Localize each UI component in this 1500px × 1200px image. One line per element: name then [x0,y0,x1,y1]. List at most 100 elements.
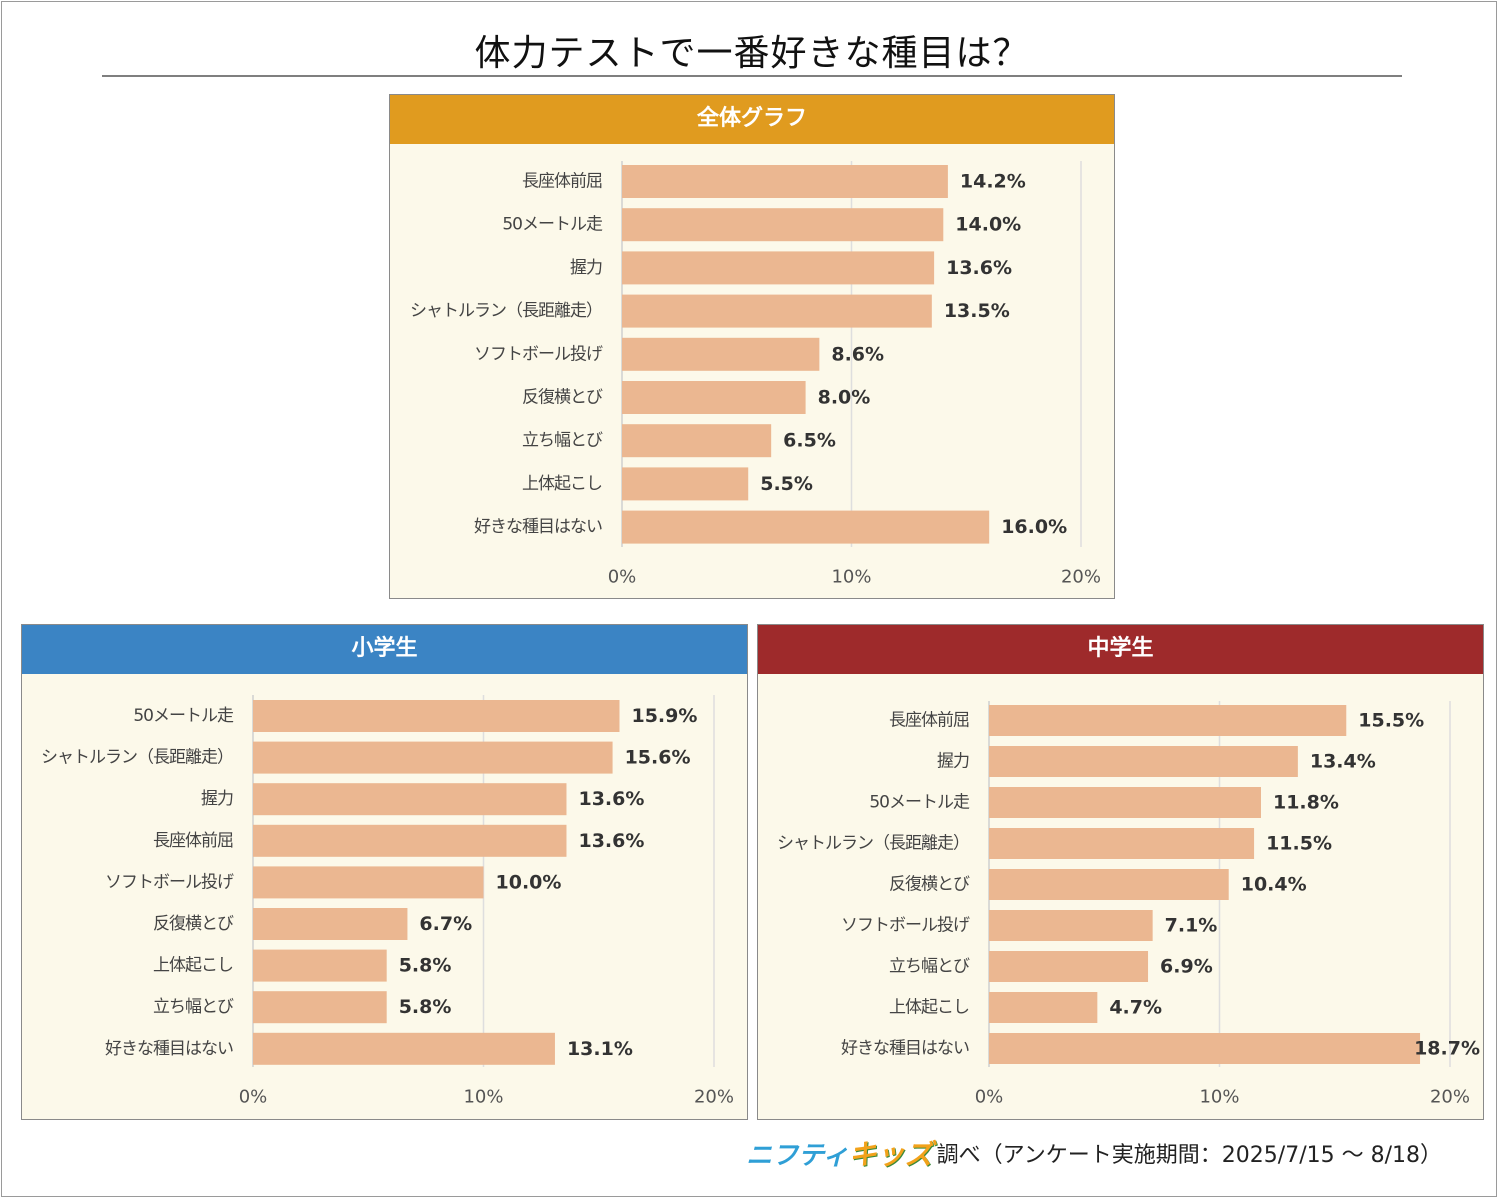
title-underline [102,75,1402,77]
elementary-x-tick-label: 0% [239,1087,268,1108]
overall-chart-plot: 長座体前屈 14.2% 50メートル走 14.0% 握力 13.6% シャトルラン（長距離走… [410,161,1101,588]
elementary-bar [253,783,567,816]
junior-bar [989,828,1255,859]
overall-bar [622,424,772,458]
elementary-chart-panel: 小学生 50メートル走 15.9% シャトルラン（長距離走） 15.6% 握力 13.6%… [21,624,748,1120]
elementary-bar [253,1032,555,1065]
junior-chart-panel: 中学生 長座体前屈 15.5% 握力 13.4% 50メートル走 11.8% シャトルラン（… [757,624,1484,1120]
junior-x-tick-label: 10% [1199,1087,1239,1108]
junior-category-label: シャトルラン（長距離走） [777,834,969,854]
junior-x-tick-label: 0% [975,1087,1004,1108]
overall-value-label: 5.5% [760,473,813,495]
overall-value-label: 14.0% [955,214,1021,236]
overall-value-label: 14.2% [960,171,1026,193]
junior-value-label: 10.4% [1241,874,1307,896]
junior-value-label: 6.9% [1160,956,1213,978]
junior-value-label: 7.1% [1165,915,1218,937]
junior-category-label: ソフトボール投げ [841,916,970,936]
elementary-value-label: 13.6% [578,788,644,810]
junior-bar [989,992,1098,1023]
overall-value-label: 16.0% [1001,516,1067,538]
elementary-value-label: 5.8% [399,996,452,1018]
junior-value-label: 15.5% [1358,710,1424,732]
overall-bar [622,510,990,544]
junior-bar [989,951,1149,982]
elementary-category-label: 握力 [201,789,233,809]
junior-value-label: 11.8% [1273,792,1339,814]
survey-note: 調べ（アンケート実施期間：2025/7/15 ～ 8/18） [936,1143,1442,1168]
overall-category-label: 長座体前屈 [522,172,602,192]
elementary-x-tick-label: 20% [694,1087,734,1108]
elementary-value-label: 15.6% [625,747,691,769]
overall-category-label: 好きな種目はない [474,517,602,537]
page-title: 体力テストで一番好きな種目は？ [474,33,1030,74]
junior-category-label: 反復横とび [889,875,970,895]
overall-category-label: ソフトボール投げ [474,344,603,364]
elementary-value-label: 6.7% [419,913,472,935]
overall-category-label: 上体起こし [522,474,602,494]
overall-value-label: 13.5% [944,300,1010,322]
elementary-category-label: ソフトボール投げ [105,872,234,892]
brand-logo-part2: キッズ [848,1138,933,1171]
junior-bar [989,746,1298,777]
overall-value-label: 8.0% [818,387,871,409]
overall-category-label: 50メートル走 [502,215,603,235]
elementary-bar [253,949,387,982]
elementary-category-label: 反復横とび [153,914,234,934]
junior-category-label: 握力 [937,752,969,772]
elementary-category-label: シャトルラン（長距離走） [41,748,233,768]
overall-category-label: 反復横とび [522,388,603,408]
junior-category-label: 立ち幅とび [889,957,970,977]
elementary-category-label: 上体起こし [153,956,233,976]
junior-value-label: 18.7% [1414,1038,1480,1060]
elementary-chart-header: 小学生 [22,625,747,674]
junior-value-label: 11.5% [1266,833,1332,855]
brand-logo: ニフティ キッズ [746,1133,932,1173]
elementary-bar [253,700,620,732]
overall-value-label: 6.5% [783,430,836,452]
elementary-x-tick-label: 10% [463,1087,503,1108]
overall-category-label: 立ち幅とび [522,431,603,451]
elementary-category-label: 好きな種目はない [105,1039,233,1059]
overall-category-label: シャトルラン（長距離走） [410,301,602,321]
junior-value-label: 4.7% [1109,997,1162,1019]
elementary-bar [253,908,408,940]
elementary-category-label: 50メートル走 [133,706,234,726]
elementary-bar [253,824,567,857]
junior-x-tick-label: 20% [1430,1087,1470,1108]
elementary-bar [253,866,484,899]
junior-category-label: 好きな種目はない [841,1039,969,1059]
overall-bar [622,381,806,414]
overall-value-label: 13.6% [946,257,1012,279]
overall-bar [622,294,932,328]
elementary-value-label: 13.1% [567,1038,633,1060]
elementary-category-label: 立ち幅とび [153,997,234,1017]
overall-value-label: 8.6% [831,343,884,365]
junior-category-label: 上体起こし [889,998,969,1018]
junior-chart-header: 中学生 [758,625,1483,674]
junior-bar [989,705,1347,736]
overall-x-tick-label: 10% [831,567,871,588]
elementary-value-label: 10.0% [496,871,562,893]
junior-bar [989,910,1153,941]
junior-value-label: 13.4% [1310,751,1376,773]
elementary-value-label: 5.8% [399,955,452,977]
brand-logo-part1: ニフティ [746,1141,849,1171]
overall-chart-panel: 全体グラフ 長座体前屈 14.2% 50メートル走 14.0% 握力 13.6% シャトルラ… [389,94,1115,599]
elementary-bar [253,741,613,774]
junior-bar [989,787,1261,818]
junior-category-label: 50メートル走 [869,793,970,813]
elementary-value-label: 15.9% [631,705,697,727]
elementary-category-label: 長座体前屈 [153,831,233,851]
overall-x-tick-label: 0% [608,567,637,588]
elementary-chart-plot: 50メートル走 15.9% シャトルラン（長距離走） 15.6% 握力 13.6% 長座体前… [41,695,734,1108]
overall-x-tick-label: 20% [1061,567,1101,588]
junior-chart-plot: 長座体前屈 15.5% 握力 13.4% 50メートル走 11.8% シャトルラン（長距離走… [777,701,1480,1108]
elementary-value-label: 13.6% [578,830,644,852]
overall-category-label: 握力 [570,258,602,278]
source-footer: ニフティ キッズ 調べ（アンケート実施期間：2025/7/15 ～ 8/18） [746,1135,1442,1171]
overall-bar [622,337,820,371]
overall-chart-header: 全体グラフ [390,95,1114,144]
junior-bar [989,1033,1421,1064]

==============================

> _Given instruction_
Reproduce the items from the line with "title-underline [102,75,1402,77]" to the line with "overall-value-label: 16.0% [1001,516,1067,538]", both included, copying each line verbatim.

> _Task result_
title-underline [102,75,1402,77]
elementary-x-tick-label: 0% [239,1087,268,1108]
overall-chart-plot: 長座体前屈 14.2% 50メートル走 14.0% 握力 13.6% シャトルラン（長距離走… [410,161,1101,588]
elementary-bar [253,783,567,816]
junior-bar [989,828,1255,859]
overall-bar [622,424,772,458]
elementary-chart-panel: 小学生 50メートル走 15.9% シャトルラン（長距離走） 15.6% 握力 13.6%… [21,624,748,1120]
elementary-bar [253,1032,555,1065]
junior-chart-panel: 中学生 長座体前屈 15.5% 握力 13.4% 50メートル走 11.8% シャトルラン（… [757,624,1484,1120]
junior-x-tick-label: 10% [1199,1087,1239,1108]
junior-category-label: シャトルラン（長距離走） [777,834,969,854]
junior-x-tick-label: 0% [975,1087,1004,1108]
overall-value-label: 5.5% [760,473,813,495]
overall-value-label: 14.0% [955,214,1021,236]
overall-value-label: 14.2% [960,171,1026,193]
junior-value-label: 10.4% [1241,874,1307,896]
junior-value-label: 6.9% [1160,956,1213,978]
junior-value-label: 7.1% [1165,915,1218,937]
junior-category-label: ソフトボール投げ [841,916,970,936]
elementary-value-label: 13.6% [578,788,644,810]
junior-bar [989,992,1098,1023]
overall-value-label: 16.0% [1001,516,1067,538]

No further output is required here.